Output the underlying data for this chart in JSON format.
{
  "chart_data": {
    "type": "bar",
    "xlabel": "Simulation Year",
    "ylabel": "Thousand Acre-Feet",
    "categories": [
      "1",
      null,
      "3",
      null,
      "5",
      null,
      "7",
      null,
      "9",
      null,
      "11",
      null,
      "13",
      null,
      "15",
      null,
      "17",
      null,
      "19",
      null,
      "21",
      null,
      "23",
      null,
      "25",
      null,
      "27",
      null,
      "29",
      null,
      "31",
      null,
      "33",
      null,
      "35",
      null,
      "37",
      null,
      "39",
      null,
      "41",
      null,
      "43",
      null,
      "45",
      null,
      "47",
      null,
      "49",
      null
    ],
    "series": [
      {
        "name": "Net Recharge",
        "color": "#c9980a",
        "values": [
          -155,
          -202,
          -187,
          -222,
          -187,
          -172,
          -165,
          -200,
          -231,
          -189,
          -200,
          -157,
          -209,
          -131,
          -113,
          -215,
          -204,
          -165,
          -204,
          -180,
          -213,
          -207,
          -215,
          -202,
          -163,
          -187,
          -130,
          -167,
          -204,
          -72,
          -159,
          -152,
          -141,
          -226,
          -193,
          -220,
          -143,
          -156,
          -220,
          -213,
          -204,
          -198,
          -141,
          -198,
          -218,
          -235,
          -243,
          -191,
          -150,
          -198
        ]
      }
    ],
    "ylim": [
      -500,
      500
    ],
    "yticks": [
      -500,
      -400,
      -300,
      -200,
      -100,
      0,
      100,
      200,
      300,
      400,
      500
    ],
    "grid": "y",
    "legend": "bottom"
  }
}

--*--

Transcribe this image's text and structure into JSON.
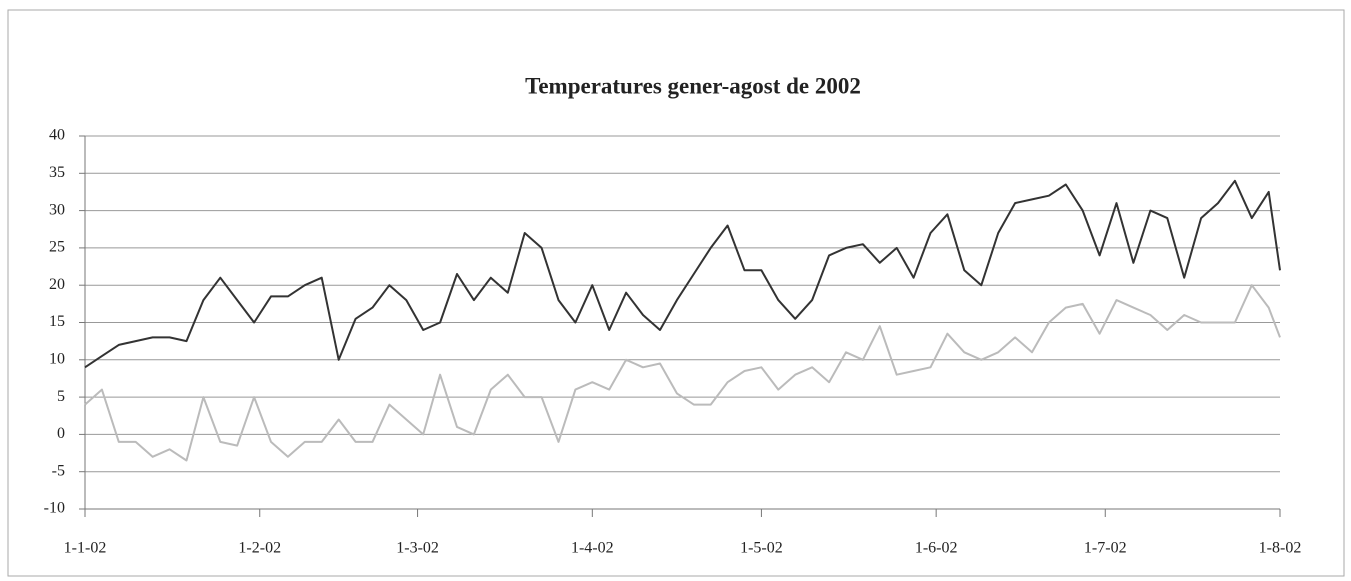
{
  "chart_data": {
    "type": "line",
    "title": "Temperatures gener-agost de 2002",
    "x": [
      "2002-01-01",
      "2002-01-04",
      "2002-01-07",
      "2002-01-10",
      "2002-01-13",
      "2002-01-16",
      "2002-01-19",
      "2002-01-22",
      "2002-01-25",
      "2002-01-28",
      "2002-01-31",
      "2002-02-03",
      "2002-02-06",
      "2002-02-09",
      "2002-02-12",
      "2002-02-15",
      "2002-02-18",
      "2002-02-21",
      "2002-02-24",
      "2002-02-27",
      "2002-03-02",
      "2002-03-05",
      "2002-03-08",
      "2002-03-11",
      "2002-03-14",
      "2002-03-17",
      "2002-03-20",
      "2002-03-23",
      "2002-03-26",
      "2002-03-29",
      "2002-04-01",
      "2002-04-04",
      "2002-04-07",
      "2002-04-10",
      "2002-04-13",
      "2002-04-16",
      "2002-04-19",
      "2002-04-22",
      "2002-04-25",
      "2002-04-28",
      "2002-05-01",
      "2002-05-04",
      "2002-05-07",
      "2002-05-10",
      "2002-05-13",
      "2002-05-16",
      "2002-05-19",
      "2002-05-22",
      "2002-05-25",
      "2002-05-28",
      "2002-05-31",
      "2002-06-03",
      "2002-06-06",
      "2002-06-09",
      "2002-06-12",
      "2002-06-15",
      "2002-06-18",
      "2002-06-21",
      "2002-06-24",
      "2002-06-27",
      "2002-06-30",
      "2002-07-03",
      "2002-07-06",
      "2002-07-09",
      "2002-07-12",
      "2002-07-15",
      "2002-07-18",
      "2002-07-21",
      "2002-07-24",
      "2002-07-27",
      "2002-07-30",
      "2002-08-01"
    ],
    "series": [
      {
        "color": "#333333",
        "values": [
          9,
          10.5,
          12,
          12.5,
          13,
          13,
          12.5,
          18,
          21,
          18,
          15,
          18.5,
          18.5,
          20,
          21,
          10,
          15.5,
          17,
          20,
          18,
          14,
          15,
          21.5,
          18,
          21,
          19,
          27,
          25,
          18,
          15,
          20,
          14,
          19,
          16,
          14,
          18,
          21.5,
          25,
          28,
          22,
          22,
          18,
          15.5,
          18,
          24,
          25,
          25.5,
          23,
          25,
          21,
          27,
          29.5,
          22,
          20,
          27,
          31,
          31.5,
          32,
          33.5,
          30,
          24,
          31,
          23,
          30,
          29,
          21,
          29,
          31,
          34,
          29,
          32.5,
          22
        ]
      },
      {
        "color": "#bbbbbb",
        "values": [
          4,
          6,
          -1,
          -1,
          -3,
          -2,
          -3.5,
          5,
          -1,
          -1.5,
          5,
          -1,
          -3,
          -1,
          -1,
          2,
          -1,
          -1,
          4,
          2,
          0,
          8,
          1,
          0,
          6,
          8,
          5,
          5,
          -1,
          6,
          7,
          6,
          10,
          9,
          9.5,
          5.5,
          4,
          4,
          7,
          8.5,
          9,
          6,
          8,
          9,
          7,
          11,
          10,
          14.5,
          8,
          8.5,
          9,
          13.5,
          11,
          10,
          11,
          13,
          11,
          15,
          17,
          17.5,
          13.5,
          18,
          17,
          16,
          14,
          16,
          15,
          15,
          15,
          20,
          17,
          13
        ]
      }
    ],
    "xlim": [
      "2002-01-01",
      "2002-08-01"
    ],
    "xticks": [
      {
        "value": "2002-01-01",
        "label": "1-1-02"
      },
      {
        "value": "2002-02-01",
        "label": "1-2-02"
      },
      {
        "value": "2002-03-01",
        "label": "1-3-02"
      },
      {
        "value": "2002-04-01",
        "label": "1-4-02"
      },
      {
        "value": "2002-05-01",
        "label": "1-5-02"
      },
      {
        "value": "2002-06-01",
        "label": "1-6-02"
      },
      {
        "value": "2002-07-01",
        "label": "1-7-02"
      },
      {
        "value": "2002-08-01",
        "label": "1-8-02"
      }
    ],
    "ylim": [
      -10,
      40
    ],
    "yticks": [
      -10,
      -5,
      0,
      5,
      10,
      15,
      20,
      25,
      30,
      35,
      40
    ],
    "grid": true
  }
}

--*--

# Problem to solve:
Pick out, from the lines above, every one that contains the string "color".

# Expected output:
        "color": "#c9980a",
        "color": "#333333",
        "color": "#bbbbbb",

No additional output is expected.